- [Short exercise]:
Copy the material that follows word for word and omit its pictures.

============

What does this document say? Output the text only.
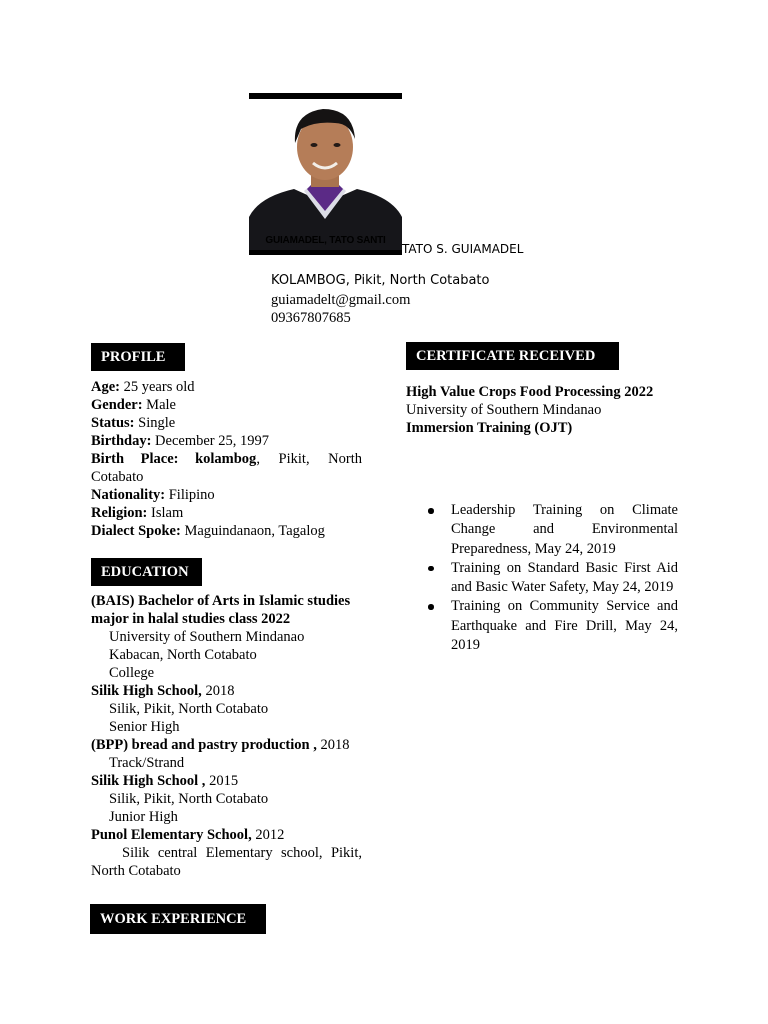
GUIAMADEL, TATO SANTI
TATO S. GUIAMADEL
KOLAMBOG, Pikit, North Cotabato
guiamadelt@gmail.com
09367807685
PROFILE
Age: 25 years old
Gender: Male
Status: Single
Birthday: December 25, 1997
Birth Place: kolambog, Pikit, North Cotabato
Nationality: Filipino
Religion: Islam
Dialect Spoke: Maguindanaon, Tagalog
EDUCATION
(BAIS) Bachelor of Arts in Islamic studies major in halal studies class 2022
University of Southern Mindanao
Kabacan, North Cotabato
College
Silik High School, 2018
Silik, Pikit, North Cotabato
Senior High
(BPP) bread and pastry production , 2018
Track/Strand
Silik High School , 2015
Silik, Pikit, North Cotabato
Junior High
Punol Elementary School, 2012
Silik central Elementary school, Pikit, North Cotabato
WORK EXPERIENCE
CERTIFICATE RECEIVED
High Value Crops Food Processing 2022
University of Southern Mindanao
Immersion Training (OJT)
Leadership Training on Climate Change and Environmental Preparedness, May 24, 2019
Training on Standard Basic First Aid and Basic Water Safety, May 24, 2019
Training on Community Service and Earthquake and Fire Drill, May 24, 2019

============

- [The output]:
What does this document say? Output the text only.
GUIAMADEL, TATO SANTI
TATO S. GUIAMADEL
KOLAMBOG, Pikit, North Cotabato
guiamadelt@gmail.com
09367807685
PROFILE
Age: 25 years old
Gender: Male
Status: Single
Birthday: December 25, 1997
Birth Place: kolambog, Pikit, North Cotabato
Nationality: Filipino
Religion: Islam
Dialect Spoke: Maguindanaon, Tagalog
EDUCATION
(BAIS) Bachelor of Arts in Islamic studies major in halal studies class 2022
University of Southern Mindanao
Kabacan, North Cotabato
College
Silik High School, 2018
Silik, Pikit, North Cotabato
Senior High
(BPP) bread and pastry production , 2018
Track/Strand
Silik High School , 2015
Silik, Pikit, North Cotabato
Junior High
Punol Elementary School, 2012
Silik central Elementary school, Pikit, North Cotabato
WORK EXPERIENCE
CERTIFICATE RECEIVED
High Value Crops Food Processing 2022
University of Southern Mindanao
Immersion Training (OJT)
Leadership Training on Climate Change and Environmental Preparedness, May 24, 2019
Training on Standard Basic First Aid and Basic Water Safety, May 24, 2019
Training on Community Service and Earthquake and Fire Drill, May 24, 2019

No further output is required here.